* DATA IN THIS EXERCISE

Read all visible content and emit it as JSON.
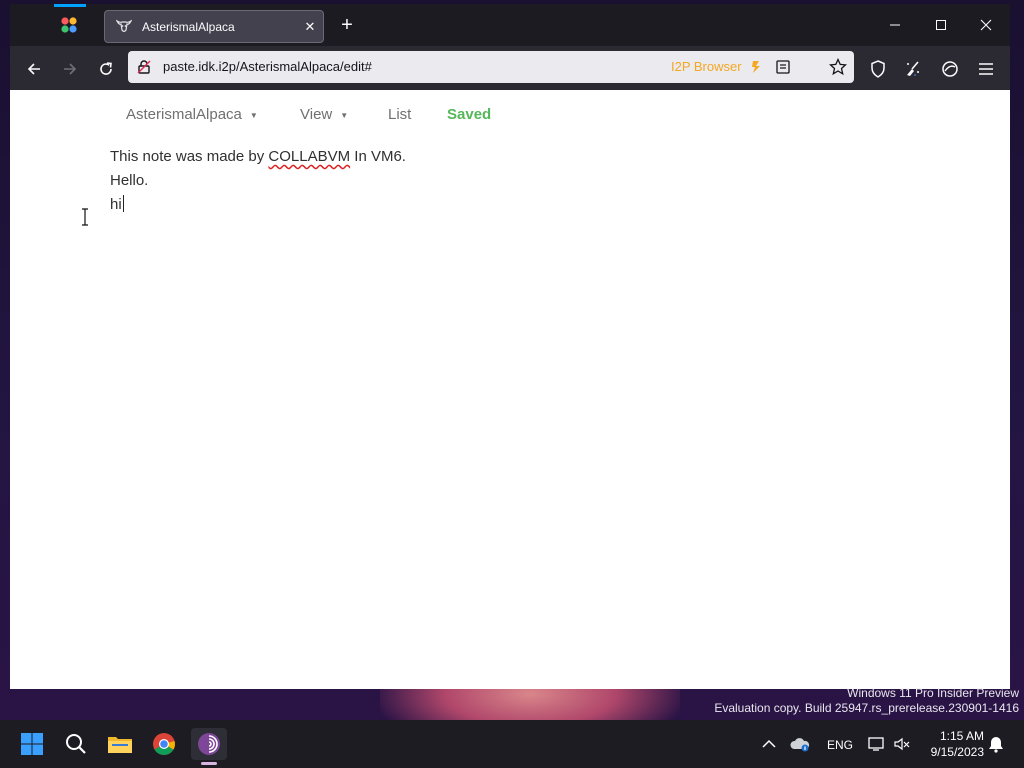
{
  "browser": {
    "tab_title": "AsterismalAlpaca",
    "tab_close": "✕",
    "new_tab": "+",
    "url": "paste.idk.i2p/AsterismalAlpaca/edit#",
    "i2p_label": "I2P Browser"
  },
  "note": {
    "menu_name": "AsterismalAlpaca",
    "menu_view": "View",
    "menu_list": "List",
    "status": "Saved",
    "line1_prefix": "This note was made by ",
    "line1_flagged": "COLLABVM",
    "line1_suffix": " In VM6.",
    "line2": "Hello.",
    "line3": "hi"
  },
  "desktop": {
    "watermark_line1": "Windows 11 Pro Insider Preview",
    "watermark_line2": "Evaluation copy. Build 25947.rs_prerelease.230901-1416"
  },
  "taskbar": {
    "language": "ENG",
    "time": "1:15 AM",
    "date": "9/15/2023"
  },
  "colors": {
    "saved_status": "#56b75a",
    "i2p_accent": "#f5a623",
    "tab_accent": "#00a2ff"
  }
}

* THE REQUEST
Make an exact copy of the data, leaving its pictures out.

* COMPLETED EXERCISE
Read all visible content and emit it as JSON.
{
  "browser": {
    "tab_title": "AsterismalAlpaca",
    "tab_close": "✕",
    "new_tab": "+",
    "url": "paste.idk.i2p/AsterismalAlpaca/edit#",
    "i2p_label": "I2P Browser"
  },
  "note": {
    "menu_name": "AsterismalAlpaca",
    "menu_view": "View",
    "menu_list": "List",
    "status": "Saved",
    "line1_prefix": "This note was made by ",
    "line1_flagged": "COLLABVM",
    "line1_suffix": " In VM6.",
    "line2": "Hello.",
    "line3": "hi"
  },
  "desktop": {
    "watermark_line1": "Windows 11 Pro Insider Preview",
    "watermark_line2": "Evaluation copy. Build 25947.rs_prerelease.230901-1416"
  },
  "taskbar": {
    "language": "ENG",
    "time": "1:15 AM",
    "date": "9/15/2023"
  },
  "colors": {
    "saved_status": "#56b75a",
    "i2p_accent": "#f5a623",
    "tab_accent": "#00a2ff"
  }
}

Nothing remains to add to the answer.